Aim of the exercise – Each record must be retyped in full. No character may differ.

Records provided –
= = = = = = =

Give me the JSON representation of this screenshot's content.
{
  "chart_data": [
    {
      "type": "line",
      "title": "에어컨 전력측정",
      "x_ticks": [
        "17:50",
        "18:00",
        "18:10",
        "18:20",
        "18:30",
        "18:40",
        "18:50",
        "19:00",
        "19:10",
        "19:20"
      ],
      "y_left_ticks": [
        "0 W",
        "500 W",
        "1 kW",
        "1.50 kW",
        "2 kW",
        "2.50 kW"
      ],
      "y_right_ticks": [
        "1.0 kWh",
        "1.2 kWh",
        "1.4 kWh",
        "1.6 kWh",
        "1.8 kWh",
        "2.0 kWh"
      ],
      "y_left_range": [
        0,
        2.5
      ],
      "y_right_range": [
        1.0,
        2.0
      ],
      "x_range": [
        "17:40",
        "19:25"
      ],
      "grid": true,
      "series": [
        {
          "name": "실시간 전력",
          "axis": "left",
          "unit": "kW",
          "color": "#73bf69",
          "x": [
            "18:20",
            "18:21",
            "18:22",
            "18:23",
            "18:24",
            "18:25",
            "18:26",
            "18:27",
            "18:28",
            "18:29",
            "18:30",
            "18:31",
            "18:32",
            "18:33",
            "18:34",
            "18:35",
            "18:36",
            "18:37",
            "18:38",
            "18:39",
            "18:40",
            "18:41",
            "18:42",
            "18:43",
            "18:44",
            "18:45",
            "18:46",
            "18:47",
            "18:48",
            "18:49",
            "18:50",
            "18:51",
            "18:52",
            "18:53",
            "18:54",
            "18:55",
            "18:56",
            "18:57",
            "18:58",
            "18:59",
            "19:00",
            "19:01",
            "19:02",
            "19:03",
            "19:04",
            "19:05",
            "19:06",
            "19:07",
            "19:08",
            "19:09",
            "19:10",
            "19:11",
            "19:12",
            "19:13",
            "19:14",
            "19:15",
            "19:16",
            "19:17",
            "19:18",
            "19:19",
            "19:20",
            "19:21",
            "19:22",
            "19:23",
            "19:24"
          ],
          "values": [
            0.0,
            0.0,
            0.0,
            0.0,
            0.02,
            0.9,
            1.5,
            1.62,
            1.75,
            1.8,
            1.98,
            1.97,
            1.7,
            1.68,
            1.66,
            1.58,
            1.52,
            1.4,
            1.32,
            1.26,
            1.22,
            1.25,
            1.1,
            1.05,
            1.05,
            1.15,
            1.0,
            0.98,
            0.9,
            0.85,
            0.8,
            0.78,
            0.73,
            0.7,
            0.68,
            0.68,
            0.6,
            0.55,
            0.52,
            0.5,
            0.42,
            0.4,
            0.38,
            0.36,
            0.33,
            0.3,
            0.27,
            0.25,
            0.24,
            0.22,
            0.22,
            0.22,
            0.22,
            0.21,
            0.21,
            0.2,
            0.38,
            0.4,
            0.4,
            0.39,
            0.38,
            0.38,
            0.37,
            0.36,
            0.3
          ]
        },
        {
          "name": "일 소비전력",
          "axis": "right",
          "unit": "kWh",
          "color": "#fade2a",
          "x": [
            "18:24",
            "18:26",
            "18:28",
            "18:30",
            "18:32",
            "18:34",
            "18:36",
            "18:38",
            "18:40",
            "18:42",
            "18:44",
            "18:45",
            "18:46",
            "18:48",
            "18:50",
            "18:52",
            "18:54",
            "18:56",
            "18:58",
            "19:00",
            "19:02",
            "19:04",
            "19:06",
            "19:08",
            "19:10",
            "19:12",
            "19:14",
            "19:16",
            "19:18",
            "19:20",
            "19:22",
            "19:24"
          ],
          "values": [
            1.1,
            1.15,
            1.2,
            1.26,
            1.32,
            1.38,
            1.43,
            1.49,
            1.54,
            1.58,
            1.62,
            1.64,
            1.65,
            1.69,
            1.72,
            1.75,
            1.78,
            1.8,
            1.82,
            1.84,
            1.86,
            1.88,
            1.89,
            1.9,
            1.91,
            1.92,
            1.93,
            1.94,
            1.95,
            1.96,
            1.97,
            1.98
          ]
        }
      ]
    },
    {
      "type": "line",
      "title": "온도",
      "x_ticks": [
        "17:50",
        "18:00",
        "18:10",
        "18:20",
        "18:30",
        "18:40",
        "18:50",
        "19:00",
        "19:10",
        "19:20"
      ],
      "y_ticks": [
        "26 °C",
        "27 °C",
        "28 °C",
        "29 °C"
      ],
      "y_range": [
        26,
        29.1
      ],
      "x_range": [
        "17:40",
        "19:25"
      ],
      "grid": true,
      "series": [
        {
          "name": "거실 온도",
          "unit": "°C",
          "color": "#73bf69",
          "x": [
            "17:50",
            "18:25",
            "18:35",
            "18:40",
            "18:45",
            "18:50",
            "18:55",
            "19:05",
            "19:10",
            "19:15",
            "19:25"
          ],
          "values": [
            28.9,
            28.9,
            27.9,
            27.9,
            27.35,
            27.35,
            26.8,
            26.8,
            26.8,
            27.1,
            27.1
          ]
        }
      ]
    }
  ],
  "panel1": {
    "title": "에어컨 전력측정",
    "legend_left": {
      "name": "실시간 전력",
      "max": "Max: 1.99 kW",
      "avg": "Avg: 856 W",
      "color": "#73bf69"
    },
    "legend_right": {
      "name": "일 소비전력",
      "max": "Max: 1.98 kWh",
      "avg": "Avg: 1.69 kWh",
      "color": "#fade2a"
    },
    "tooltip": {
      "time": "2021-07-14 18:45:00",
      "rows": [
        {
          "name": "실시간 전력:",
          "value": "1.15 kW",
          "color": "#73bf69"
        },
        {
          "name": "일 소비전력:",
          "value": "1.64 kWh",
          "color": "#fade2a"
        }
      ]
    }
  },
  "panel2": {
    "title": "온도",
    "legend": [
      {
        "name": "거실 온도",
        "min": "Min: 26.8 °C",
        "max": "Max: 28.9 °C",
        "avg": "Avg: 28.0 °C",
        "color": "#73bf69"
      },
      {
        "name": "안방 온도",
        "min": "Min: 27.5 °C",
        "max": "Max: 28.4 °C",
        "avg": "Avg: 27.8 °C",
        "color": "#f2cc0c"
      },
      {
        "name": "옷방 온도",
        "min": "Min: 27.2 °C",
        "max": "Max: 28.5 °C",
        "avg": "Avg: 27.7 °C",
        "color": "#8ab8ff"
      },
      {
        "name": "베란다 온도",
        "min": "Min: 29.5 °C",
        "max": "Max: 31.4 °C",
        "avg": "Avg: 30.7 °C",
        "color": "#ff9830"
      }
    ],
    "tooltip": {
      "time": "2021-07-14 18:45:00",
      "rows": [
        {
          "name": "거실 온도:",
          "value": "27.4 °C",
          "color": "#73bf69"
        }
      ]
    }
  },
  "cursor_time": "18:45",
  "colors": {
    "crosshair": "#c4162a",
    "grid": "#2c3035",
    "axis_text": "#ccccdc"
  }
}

= = = = = = =

Result for this task –
Give me the JSON representation of this screenshot's content.
{
  "chart_data": [
    {
      "type": "line",
      "title": "에어컨 전력측정",
      "x_ticks": [
        "17:50",
        "18:00",
        "18:10",
        "18:20",
        "18:30",
        "18:40",
        "18:50",
        "19:00",
        "19:10",
        "19:20"
      ],
      "y_left_ticks": [
        "0 W",
        "500 W",
        "1 kW",
        "1.50 kW",
        "2 kW",
        "2.50 kW"
      ],
      "y_right_ticks": [
        "1.0 kWh",
        "1.2 kWh",
        "1.4 kWh",
        "1.6 kWh",
        "1.8 kWh",
        "2.0 kWh"
      ],
      "y_left_range": [
        0,
        2.5
      ],
      "y_right_range": [
        1.0,
        2.0
      ],
      "x_range": [
        "17:40",
        "19:25"
      ],
      "grid": true,
      "series": [
        {
          "name": "실시간 전력",
          "axis": "left",
          "unit": "kW",
          "color": "#73bf69",
          "x": [
            "18:20",
            "18:21",
            "18:22",
            "18:23",
            "18:24",
            "18:25",
            "18:26",
            "18:27",
            "18:28",
            "18:29",
            "18:30",
            "18:31",
            "18:32",
            "18:33",
            "18:34",
            "18:35",
            "18:36",
            "18:37",
            "18:38",
            "18:39",
            "18:40",
            "18:41",
            "18:42",
            "18:43",
            "18:44",
            "18:45",
            "18:46",
            "18:47",
            "18:48",
            "18:49",
            "18:50",
            "18:51",
            "18:52",
            "18:53",
            "18:54",
            "18:55",
            "18:56",
            "18:57",
            "18:58",
            "18:59",
            "19:00",
            "19:01",
            "19:02",
            "19:03",
            "19:04",
            "19:05",
            "19:06",
            "19:07",
            "19:08",
            "19:09",
            "19:10",
            "19:11",
            "19:12",
            "19:13",
            "19:14",
            "19:15",
            "19:16",
            "19:17",
            "19:18",
            "19:19",
            "19:20",
            "19:21",
            "19:22",
            "19:23",
            "19:24"
          ],
          "values": [
            0.0,
            0.0,
            0.0,
            0.0,
            0.02,
            0.9,
            1.5,
            1.62,
            1.75,
            1.8,
            1.98,
            1.97,
            1.7,
            1.68,
            1.66,
            1.58,
            1.52,
            1.4,
            1.32,
            1.26,
            1.22,
            1.25,
            1.1,
            1.05,
            1.05,
            1.15,
            1.0,
            0.98,
            0.9,
            0.85,
            0.8,
            0.78,
            0.73,
            0.7,
            0.68,
            0.68,
            0.6,
            0.55,
            0.52,
            0.5,
            0.42,
            0.4,
            0.38,
            0.36,
            0.33,
            0.3,
            0.27,
            0.25,
            0.24,
            0.22,
            0.22,
            0.22,
            0.22,
            0.21,
            0.21,
            0.2,
            0.38,
            0.4,
            0.4,
            0.39,
            0.38,
            0.38,
            0.37,
            0.36,
            0.3
          ]
        },
        {
          "name": "일 소비전력",
          "axis": "right",
          "unit": "kWh",
          "color": "#fade2a",
          "x": [
            "18:24",
            "18:26",
            "18:28",
            "18:30",
            "18:32",
            "18:34",
            "18:36",
            "18:38",
            "18:40",
            "18:42",
            "18:44",
            "18:45",
            "18:46",
            "18:48",
            "18:50",
            "18:52",
            "18:54",
            "18:56",
            "18:58",
            "19:00",
            "19:02",
            "19:04",
            "19:06",
            "19:08",
            "19:10",
            "19:12",
            "19:14",
            "19:16",
            "19:18",
            "19:20",
            "19:22",
            "19:24"
          ],
          "values": [
            1.1,
            1.15,
            1.2,
            1.26,
            1.32,
            1.38,
            1.43,
            1.49,
            1.54,
            1.58,
            1.62,
            1.64,
            1.65,
            1.69,
            1.72,
            1.75,
            1.78,
            1.8,
            1.82,
            1.84,
            1.86,
            1.88,
            1.89,
            1.9,
            1.91,
            1.92,
            1.93,
            1.94,
            1.95,
            1.96,
            1.97,
            1.98
          ]
        }
      ]
    },
    {
      "type": "line",
      "title": "온도",
      "x_ticks": [
        "17:50",
        "18:00",
        "18:10",
        "18:20",
        "18:30",
        "18:40",
        "18:50",
        "19:00",
        "19:10",
        "19:20"
      ],
      "y_ticks": [
        "26 °C",
        "27 °C",
        "28 °C",
        "29 °C"
      ],
      "y_range": [
        26,
        29.1
      ],
      "x_range": [
        "17:40",
        "19:25"
      ],
      "grid": true,
      "series": [
        {
          "name": "거실 온도",
          "unit": "°C",
          "color": "#73bf69",
          "x": [
            "17:50",
            "18:25",
            "18:35",
            "18:40",
            "18:45",
            "18:50",
            "18:55",
            "19:05",
            "19:10",
            "19:15",
            "19:25"
          ],
          "values": [
            28.9,
            28.9,
            27.9,
            27.9,
            27.35,
            27.35,
            26.8,
            26.8,
            26.8,
            27.1,
            27.1
          ]
        }
      ]
    }
  ],
  "panel1": {
    "title": "에어컨 전력측정",
    "legend_left": {
      "name": "실시간 전력",
      "max": "Max: 1.99 kW",
      "avg": "Avg: 856 W",
      "color": "#73bf69"
    },
    "legend_right": {
      "name": "일 소비전력",
      "max": "Max: 1.98 kWh",
      "avg": "Avg: 1.69 kWh",
      "color": "#fade2a"
    },
    "tooltip": {
      "time": "2021-07-14 18:45:00",
      "rows": [
        {
          "name": "실시간 전력:",
          "value": "1.15 kW",
          "color": "#73bf69"
        },
        {
          "name": "일 소비전력:",
          "value": "1.64 kWh",
          "color": "#fade2a"
        }
      ]
    }
  },
  "panel2": {
    "title": "온도",
    "legend": [
      {
        "name": "거실 온도",
        "min": "Min: 26.8 °C",
        "max": "Max: 28.9 °C",
        "avg": "Avg: 28.0 °C",
        "color": "#73bf69"
      },
      {
        "name": "안방 온도",
        "min": "Min: 27.5 °C",
        "max": "Max: 28.4 °C",
        "avg": "Avg: 27.8 °C",
        "color": "#f2cc0c"
      },
      {
        "name": "옷방 온도",
        "min": "Min: 27.2 °C",
        "max": "Max: 28.5 °C",
        "avg": "Avg: 27.7 °C",
        "color": "#8ab8ff"
      },
      {
        "name": "베란다 온도",
        "min": "Min: 29.5 °C",
        "max": "Max: 31.4 °C",
        "avg": "Avg: 30.7 °C",
        "color": "#ff9830"
      }
    ],
    "tooltip": {
      "time": "2021-07-14 18:45:00",
      "rows": [
        {
          "name": "거실 온도:",
          "value": "27.4 °C",
          "color": "#73bf69"
        }
      ]
    }
  },
  "cursor_time": "18:45",
  "colors": {
    "crosshair": "#c4162a",
    "grid": "#2c3035",
    "axis_text": "#ccccdc"
  }
}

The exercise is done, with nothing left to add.